*Problem requirements*
Copy the data below verbatim, beginning at the line that contains "181, 276, 198]" and ending with the line that contains "r6-text: B 甲球排斥乙球，则甲、乙带同种电荷，故选项", both included.

━━━━

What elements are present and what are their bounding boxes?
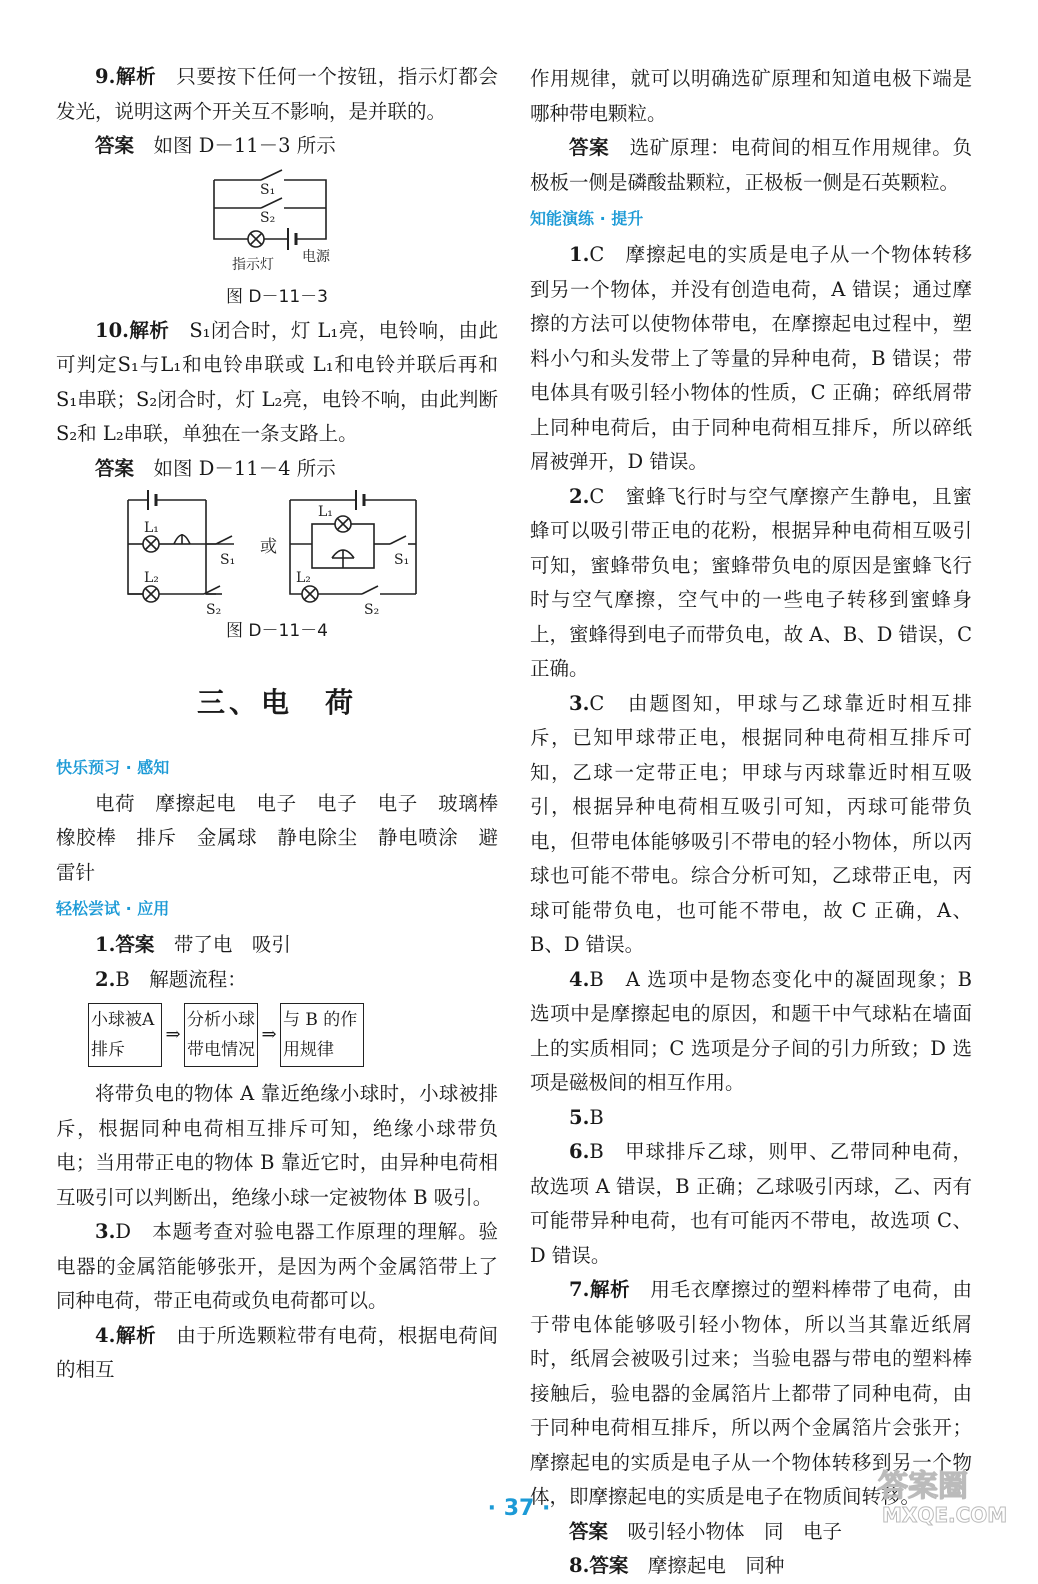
label-s1: S₁	[260, 181, 276, 198]
a3	[56, 1215, 498, 1319]
a2-head	[56, 963, 498, 998]
label-s2: S₂	[260, 209, 276, 226]
r7-answer-text: 吸引轻小物体 同 电子	[627, 1519, 843, 1543]
left-label-s2: S₂	[206, 602, 222, 616]
q9-answer-text: 如图 D－11－3 所示	[153, 134, 336, 157]
a4-continued: 作用规律，就可以明确选矿原理和知道电极下端是哪种带电颗粒。	[530, 67, 972, 125]
label-power-source: 电源	[302, 248, 330, 265]
a1-text: 带了电 吸引	[173, 933, 291, 956]
r7-number: 7.	[569, 1278, 590, 1301]
a4-text: 由于所选颗粒带有电荷，根据电荷间的相互	[56, 1323, 498, 1381]
a4	[56, 1319, 498, 1388]
r4	[530, 963, 972, 1101]
r5-number: 5.	[569, 1105, 590, 1129]
left-label-l1: L₁	[144, 520, 159, 536]
q10-text: S₁闭合时，灯 L₁亮，电铃响，由此可判定S₁与L₁和电铃串联或 L₁和电铃并联后再和 S₁串联；S₂闭合时，灯 L₂亮，电铃不响，由此判断 S₂和 L₂串联，单独在一条支路上。	[56, 318, 498, 445]
r6-text: B 甲球排斥乙球，则甲、乙带同种电荷，故选项 A 错误，B 正确；乙球吸引丙球，乙、丙有可能带异种电荷，也有可能丙不带电，故选项 C、D 错误。	[530, 1140, 972, 1267]
a2-text: 将带负电的物体 A 靠近绝缘小球时，小球被排斥，根据同种电荷相互排斥可知，绝缘小球带负电；当用带正电的物体 B 靠近它时，由异种电荷相互吸引可以判断出，绝缘小球一定被物体 B 吸引。	[56, 1082, 498, 1209]
watermark-line1: 答案圈	[878, 1469, 968, 1504]
a4-number: 4.	[95, 1323, 116, 1347]
right-column	[530, 62, 972, 1584]
r4-text: B A 选项中是物态变化中的凝固现象；B 选项中是摩擦起电的原因，和题干中气球粘在墙面上的实质相同；C 选项是分子间的引力所致；D 选项是磁极间的相互作用。	[530, 967, 972, 1094]
page-number: · 37 ·	[487, 1496, 551, 1521]
a4-tag: 解析	[115, 1323, 157, 1347]
q10-analysis	[56, 314, 498, 452]
r8-number: 8.	[569, 1554, 590, 1577]
a4-answer	[530, 131, 972, 200]
r2-number: 2.	[569, 484, 590, 508]
r5-text: B	[589, 1105, 604, 1129]
r3	[530, 687, 972, 963]
a1-tag: 答案	[115, 933, 155, 956]
a4-answer-text: 选矿原理：电荷间的相互作用规律。负极板一侧是磷酸盐颗粒，正极板一侧是石英颗粒。	[530, 136, 972, 194]
r3-number: 3.	[569, 691, 590, 715]
q9-tag: 解析	[115, 65, 157, 88]
r4-number: 4.	[569, 967, 590, 991]
q9-analysis	[56, 60, 498, 129]
figure-d-11-4	[56, 486, 498, 648]
section-head-try: 轻松尝试 · 应用	[56, 899, 170, 918]
r2	[530, 480, 972, 687]
r8	[530, 1549, 972, 1584]
r7-answer-tag: 答案	[569, 1519, 609, 1543]
label-indicator-lamp: 指示灯	[232, 256, 274, 273]
a2-head-text: B 解题流程：	[115, 967, 247, 991]
right-label-s1: S₁	[394, 552, 410, 568]
a1	[56, 928, 498, 963]
caption-d-11-4: 图 D－11－4	[226, 621, 328, 641]
left-label-s1: S₁	[220, 552, 236, 568]
chapter-title: 三、电 荷	[196, 686, 357, 719]
a3-text: D 本题考查对验电器工作原理的理解。验电器的金属箔能够张开，是因为两个金属箔带上了同种电荷，带正电荷或负电荷都可以。	[56, 1220, 498, 1312]
r7-tag: 解析	[589, 1278, 631, 1301]
flow-box-3: 与 B 的作用规律	[280, 1003, 364, 1067]
a3-number: 3.	[95, 1220, 116, 1243]
right-label-s2: S₂	[364, 602, 380, 616]
a4-answer-tag: 答案	[569, 136, 610, 159]
left-column	[56, 60, 518, 1388]
flow-arrow-1: ⇒	[165, 1023, 181, 1045]
left-label-l2: L₂	[144, 570, 159, 586]
section-head-improve: 知能演练 · 提升	[530, 209, 644, 228]
preview-answers: 电荷 摩擦起电 电子 电子 电子 玻璃棒 橡胶棒 排斥 金属球 静电除尘 静电喷涂 避雷针	[56, 791, 518, 884]
right-label-l2: L₂	[296, 570, 311, 586]
q9-number: 9.	[95, 65, 116, 88]
r8-tag: 答案	[589, 1554, 629, 1577]
q9-answer	[56, 129, 498, 164]
watermark-logo	[874, 1466, 1024, 1526]
circuit-diagram-d-11-4	[56, 486, 498, 616]
flow-box-1: 小球被A 排斥	[88, 1003, 162, 1067]
r6-number: 6.	[569, 1140, 590, 1163]
flow-box-2: 分析小球带电情况	[184, 1003, 258, 1067]
r1-text: C 摩擦起电的实质是电子从一个物体转移到另一个物体，并没有创造电荷，A 错误；通过摩擦的方法可以使物体带电，在摩擦起电过程中，塑料小勺和头发带上了等量的异种电荷，B 错误；带电体具有吸引轻小物体的性质，C 正确；碎纸屑带上同种电荷后，由于同种电荷相互排斥，所以碎纸屑被弹开，D 错误。	[530, 243, 972, 473]
caption-d-11-3: 图 D－11－3	[226, 286, 328, 307]
a1-number: 1.	[95, 933, 116, 956]
q10-number: 10.	[95, 318, 129, 342]
r2-text: C 蜜蜂飞行时与空气摩擦产生静电，且蜜蜂可以吸引带正电的花粉，根据异种电荷相互吸引可知，蜜蜂带负电；蜜蜂带负电的原因是蜜蜂飞行时与空气摩擦，空气中的一些电子转移到蜜蜂身上，蜜蜂得到电子而带负电，故 A、B、D 错误，C 正确。	[530, 484, 972, 680]
a2-number: 2.	[95, 967, 116, 991]
r5	[530, 1101, 972, 1136]
watermark-line2: MXQE.COM	[882, 1503, 1008, 1526]
r1	[530, 238, 972, 480]
label-or: 或	[260, 537, 277, 557]
figure-d-11-3	[56, 164, 498, 314]
q9-text: 只要按下任何一个按钮，指示灯都会发光，说明这两个开关互不影响，是并联的。	[56, 65, 498, 123]
flow-arrow-2: ⇒	[261, 1023, 277, 1045]
q9-answer-tag: 答案	[95, 134, 135, 157]
circuit-diagram-d-11-3	[56, 164, 498, 282]
q10-answer-text: 如图 D－11－4 所示	[153, 456, 336, 480]
r1-number: 1.	[569, 243, 590, 266]
q10-answer	[56, 452, 498, 487]
r3-text: C 由题图知，甲球与乙球靠近时相互排斥，已知甲球带正电，根据同种电荷相互排斥可知，乙球一定带正电；甲球与丙球靠近时相互吸引，根据异种电荷相互吸引可知，丙球可能带负电，但带电体能够吸引不带电的轻小物体，所以丙球也可能不带电。综合分析可知，乙球带正电，丙球可能带负电，也可能不带电，故 C 正确，A、B、D 错误。	[530, 691, 972, 956]
q10-tag: 解析	[128, 318, 170, 342]
r6	[530, 1135, 972, 1273]
right-label-l1: L₁	[318, 504, 333, 520]
section-head-preview: 快乐预习 · 感知	[56, 757, 170, 777]
solution-flow	[88, 1003, 498, 1067]
r7-text: 用毛衣摩擦过的塑料棒带了电荷，由于带电体能够吸引轻小物体，所以当其靠近纸屑时，纸屑会被吸引过来；当验电器与带电的塑料棒接触后，验电器的金属箔片上都带了同种电荷，由于同种电荷相互排斥，所以两个金属箔片会张开；摩擦起电的实质是电子从一个物体转移到另一个物体，即摩擦起电的实质是电子在物质间转移。	[530, 1278, 972, 1508]
r8-text: 摩擦起电 同种	[647, 1554, 785, 1577]
q10-answer-tag: 答案	[95, 456, 135, 480]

━━━━

*Correct result*
label-s1: S₁	[260, 181, 276, 198]
a3	[56, 1215, 498, 1319]
a2-head	[56, 963, 498, 998]
label-s2: S₂	[260, 209, 276, 226]
r7-answer-text: 吸引轻小物体 同 电子	[627, 1519, 843, 1543]
left-label-s2: S₂	[206, 602, 222, 616]
q9-answer-text: 如图 D－11－3 所示	[153, 134, 336, 157]
a4-continued: 作用规律，就可以明确选矿原理和知道电极下端是哪种带电颗粒。	[530, 67, 972, 125]
label-power-source: 电源	[302, 248, 330, 265]
a1-text: 带了电 吸引	[173, 933, 291, 956]
r7-number: 7.	[569, 1278, 590, 1301]
a4-text: 由于所选颗粒带有电荷，根据电荷间的相互	[56, 1323, 498, 1381]
a4	[56, 1319, 498, 1388]
r4	[530, 963, 972, 1101]
r5-number: 5.	[569, 1105, 590, 1129]
left-label-l1: L₁	[144, 520, 159, 536]
q10-text: S₁闭合时，灯 L₁亮，电铃响，由此可判定S₁与L₁和电铃串联或 L₁和电铃并联后再和 S₁串联；S₂闭合时，灯 L₂亮，电铃不响，由此判断 S₂和 L₂串联，单独在一条支路上。	[56, 318, 498, 445]
r6-text: B 甲球排斥乙球，则甲、乙带同种电荷，故选项 A 错误，B 正确；乙球吸引丙球，乙、丙有可能带异种电荷，也有可能丙不带电，故选项 C、D 错误。	[530, 1140, 972, 1267]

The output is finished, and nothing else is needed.